Task instructions — In your copy, leave out the pictures; write out all the data exactly.

Records to process —
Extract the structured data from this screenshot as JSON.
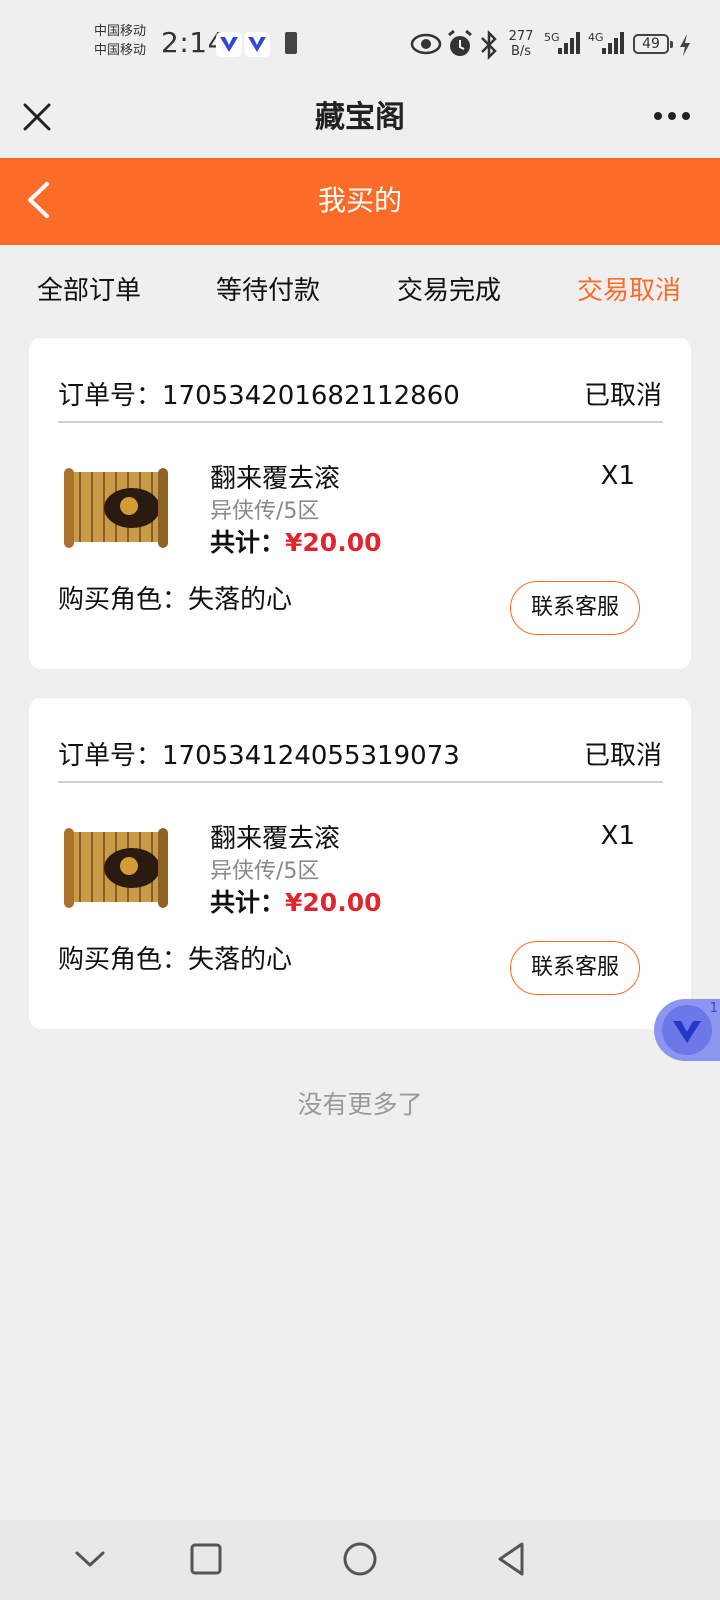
{
  "status_bar": {
    "carriers": [
      "中国移动",
      "中国移动"
    ],
    "time": "2:14",
    "network_speed": [
      "277",
      "B/s"
    ],
    "network_labels": [
      "5G",
      "4G"
    ],
    "battery_level": "49",
    "icons": [
      "vivo-v-icon",
      "vivo-v-icon",
      "battery-small-icon",
      "eye-icon",
      "alarm-icon",
      "bluetooth-icon",
      "signal-5g-icon",
      "signal-4g-icon",
      "battery-icon",
      "charging-icon"
    ]
  },
  "title_bar": {
    "title": "藏宝阁",
    "close_icon": "close-icon",
    "more_icon": "more-icon"
  },
  "header": {
    "title": "我买的",
    "back_icon": "back-icon",
    "color": "#fc6b27"
  },
  "tabs": [
    {
      "label": "全部订单",
      "active": false
    },
    {
      "label": "等待付款",
      "active": false
    },
    {
      "label": "交易完成",
      "active": false
    },
    {
      "label": "交易取消",
      "active": true
    }
  ],
  "orders": [
    {
      "order_label": "订单号：",
      "order_number": "170534201682112860",
      "status": "已取消",
      "item_name": "翻来覆去滚",
      "server": "异侠传/5区",
      "total_label": "共计：",
      "total_price": "¥20.00",
      "quantity": "X1",
      "role_label": "购买角色：",
      "role_name": "失落的心",
      "service_button": "联系客服"
    },
    {
      "order_label": "订单号：",
      "order_number": "170534124055319073",
      "status": "已取消",
      "item_name": "翻来覆去滚",
      "server": "异侠传/5区",
      "total_label": "共计：",
      "total_price": "¥20.00",
      "quantity": "X1",
      "role_label": "购买角色：",
      "role_name": "失落的心",
      "service_button": "联系客服"
    }
  ],
  "footer_note": "没有更多了",
  "floating_bubble": {
    "count": "1",
    "icon": "vivo-v-icon"
  },
  "navigation": [
    "collapse-icon",
    "recent-apps-icon",
    "home-icon",
    "back-triangle-icon"
  ],
  "colors": {
    "accent": "#fc6b27",
    "price": "#e0262d",
    "background": "#efefef"
  }
}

Solution for this problem —
Extract the structured data from this screenshot as JSON.
{
  "status_bar": {
    "carriers": [
      "中国移动",
      "中国移动"
    ],
    "time": "2:14",
    "network_speed": [
      "277",
      "B/s"
    ],
    "network_labels": [
      "5G",
      "4G"
    ],
    "battery_level": "49",
    "icons": [
      "vivo-v-icon",
      "vivo-v-icon",
      "battery-small-icon",
      "eye-icon",
      "alarm-icon",
      "bluetooth-icon",
      "signal-5g-icon",
      "signal-4g-icon",
      "battery-icon",
      "charging-icon"
    ]
  },
  "title_bar": {
    "title": "藏宝阁",
    "close_icon": "close-icon",
    "more_icon": "more-icon"
  },
  "header": {
    "title": "我买的",
    "back_icon": "back-icon",
    "color": "#fc6b27"
  },
  "tabs": [
    {
      "label": "全部订单",
      "active": false
    },
    {
      "label": "等待付款",
      "active": false
    },
    {
      "label": "交易完成",
      "active": false
    },
    {
      "label": "交易取消",
      "active": true
    }
  ],
  "orders": [
    {
      "order_label": "订单号：",
      "order_number": "170534201682112860",
      "status": "已取消",
      "item_name": "翻来覆去滚",
      "server": "异侠传/5区",
      "total_label": "共计：",
      "total_price": "¥20.00",
      "quantity": "X1",
      "role_label": "购买角色：",
      "role_name": "失落的心",
      "service_button": "联系客服"
    },
    {
      "order_label": "订单号：",
      "order_number": "170534124055319073",
      "status": "已取消",
      "item_name": "翻来覆去滚",
      "server": "异侠传/5区",
      "total_label": "共计：",
      "total_price": "¥20.00",
      "quantity": "X1",
      "role_label": "购买角色：",
      "role_name": "失落的心",
      "service_button": "联系客服"
    }
  ],
  "footer_note": "没有更多了",
  "floating_bubble": {
    "count": "1",
    "icon": "vivo-v-icon"
  },
  "navigation": [
    "collapse-icon",
    "recent-apps-icon",
    "home-icon",
    "back-triangle-icon"
  ],
  "colors": {
    "accent": "#fc6b27",
    "price": "#e0262d",
    "background": "#efefef"
  }
}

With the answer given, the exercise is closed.